* START *

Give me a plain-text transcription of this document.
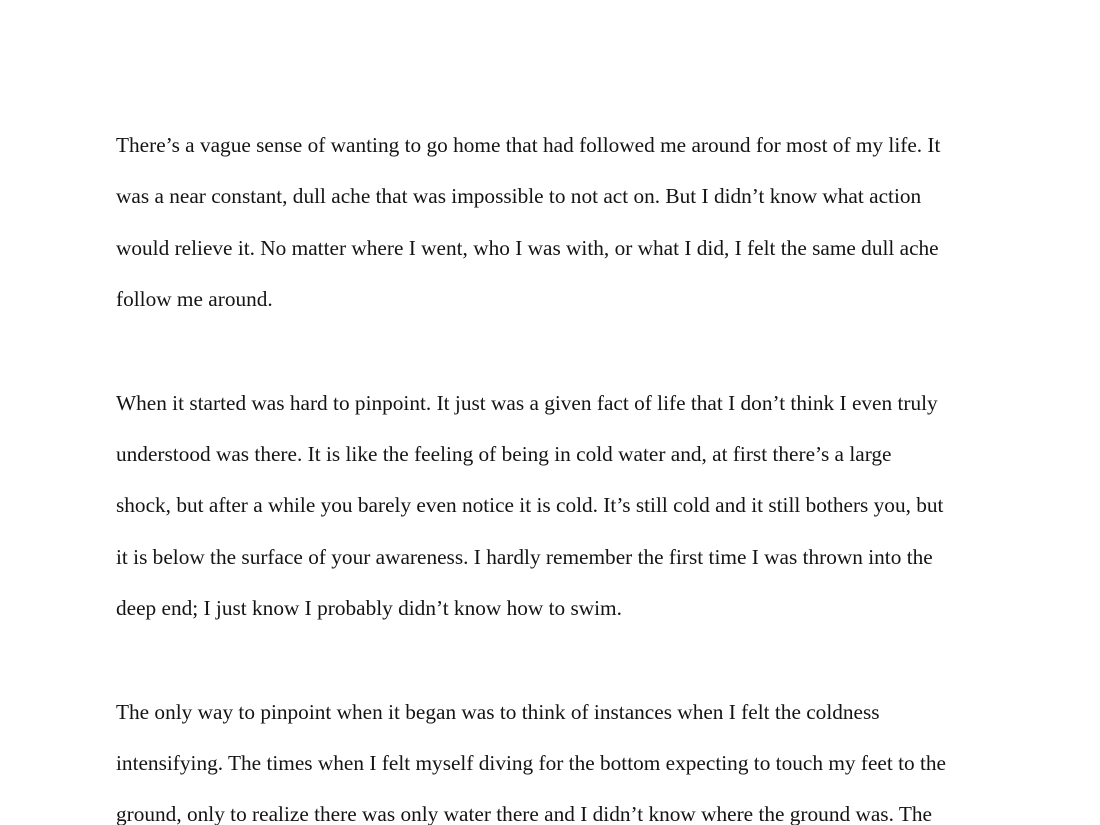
There’s a vague sense of wanting to go home that had followed me around for most of my life. It

was a near constant, dull ache that was impossible to not act on. But I didn’t know what action

would relieve it. No matter where I went, who I was with, or what I did, I felt the same dull ache

follow me around.

When it started was hard to pinpoint. It just was a given fact of life that I don’t think I even truly

understood was there. It is like the feeling of being in cold water and, at first there’s a large

shock, but after a while you barely even notice it is cold. It’s still cold and it still bothers you, but

it is below the surface of your awareness. I hardly remember the first time I was thrown into the

deep end; I just know I probably didn’t know how to swim.

The only way to pinpoint when it began was to think of instances when I felt the coldness

intensifying. The times when I felt myself diving for the bottom expecting to touch my feet to the

ground, only to realize there was only water there and I didn’t know where the ground was. The
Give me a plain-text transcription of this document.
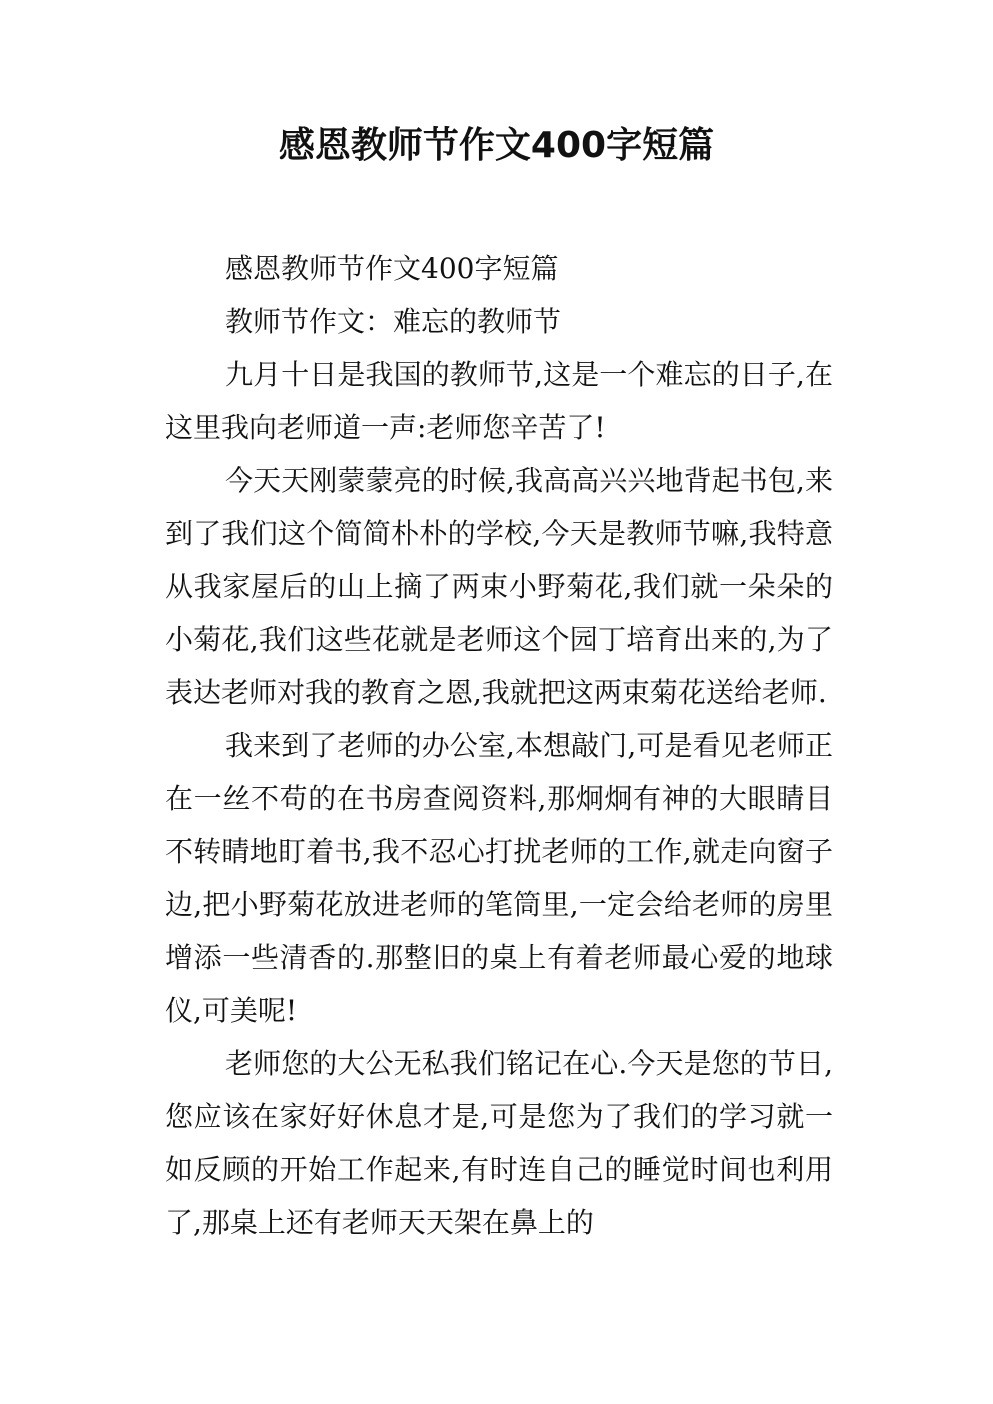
感恩教师节作文400字短篇

感恩教师节作文400字短篇

教师节作文：难忘的教师节

九月十日是我国的教师节,这是一个难忘的日子,在这里我向老师道一声:老师您辛苦了!

今天天刚蒙蒙亮的时候,我高高兴兴地背起书包,来到了我们这个简简朴朴的学校,今天是教师节嘛,我特意从我家屋后的山上摘了两束小野菊花,我们就一朵朵的小菊花,我们这些花就是老师这个园丁培育出来的,为了表达老师对我的教育之恩,我就把这两束菊花送给老师.

我来到了老师的办公室,本想敲门,可是看见老师正在一丝不苟的在书房查阅资料,那炯炯有神的大眼睛目不转睛地盯着书,我不忍心打扰老师的工作,就走向窗子边,把小野菊花放进老师的笔筒里,一定会给老师的房里增添一些清香的.那整旧的桌上有着老师最心爱的地球仪,可美呢!

老师您的大公无私我们铭记在心.今天是您的节日,您应该在家好好休息才是,可是您为了我们的学习就一如反顾的开始工作起来,有时连自己的睡觉时间也利用了,那桌上还有老师天天架在鼻上的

* END *

**What this task involves**
Copy everything in the records above except the pictures, exactly as written.

**Response**
Give me a plain-text transcription of this document.
There’s a vague sense of wanting to go home that had followed me around for most of my life. It

was a near constant, dull ache that was impossible to not act on. But I didn’t know what action

would relieve it. No matter where I went, who I was with, or what I did, I felt the same dull ache

follow me around.

When it started was hard to pinpoint. It just was a given fact of life that I don’t think I even truly

understood was there. It is like the feeling of being in cold water and, at first there’s a large

shock, but after a while you barely even notice it is cold. It’s still cold and it still bothers you, but

it is below the surface of your awareness. I hardly remember the first time I was thrown into the

deep end; I just know I probably didn’t know how to swim.

The only way to pinpoint when it began was to think of instances when I felt the coldness

intensifying. The times when I felt myself diving for the bottom expecting to touch my feet to the

ground, only to realize there was only water there and I didn’t know where the ground was. The
Give me a plain-text transcription of this document.
感恩教师节作文400字短篇

感恩教师节作文400字短篇

教师节作文：难忘的教师节

九月十日是我国的教师节,这是一个难忘的日子,在这里我向老师道一声:老师您辛苦了!

今天天刚蒙蒙亮的时候,我高高兴兴地背起书包,来到了我们这个简简朴朴的学校,今天是教师节嘛,我特意从我家屋后的山上摘了两束小野菊花,我们就一朵朵的小菊花,我们这些花就是老师这个园丁培育出来的,为了表达老师对我的教育之恩,我就把这两束菊花送给老师.

我来到了老师的办公室,本想敲门,可是看见老师正在一丝不苟的在书房查阅资料,那炯炯有神的大眼睛目不转睛地盯着书,我不忍心打扰老师的工作,就走向窗子边,把小野菊花放进老师的笔筒里,一定会给老师的房里增添一些清香的.那整旧的桌上有着老师最心爱的地球仪,可美呢!

老师您的大公无私我们铭记在心.今天是您的节日,您应该在家好好休息才是,可是您为了我们的学习就一如反顾的开始工作起来,有时连自己的睡觉时间也利用了,那桌上还有老师天天架在鼻上的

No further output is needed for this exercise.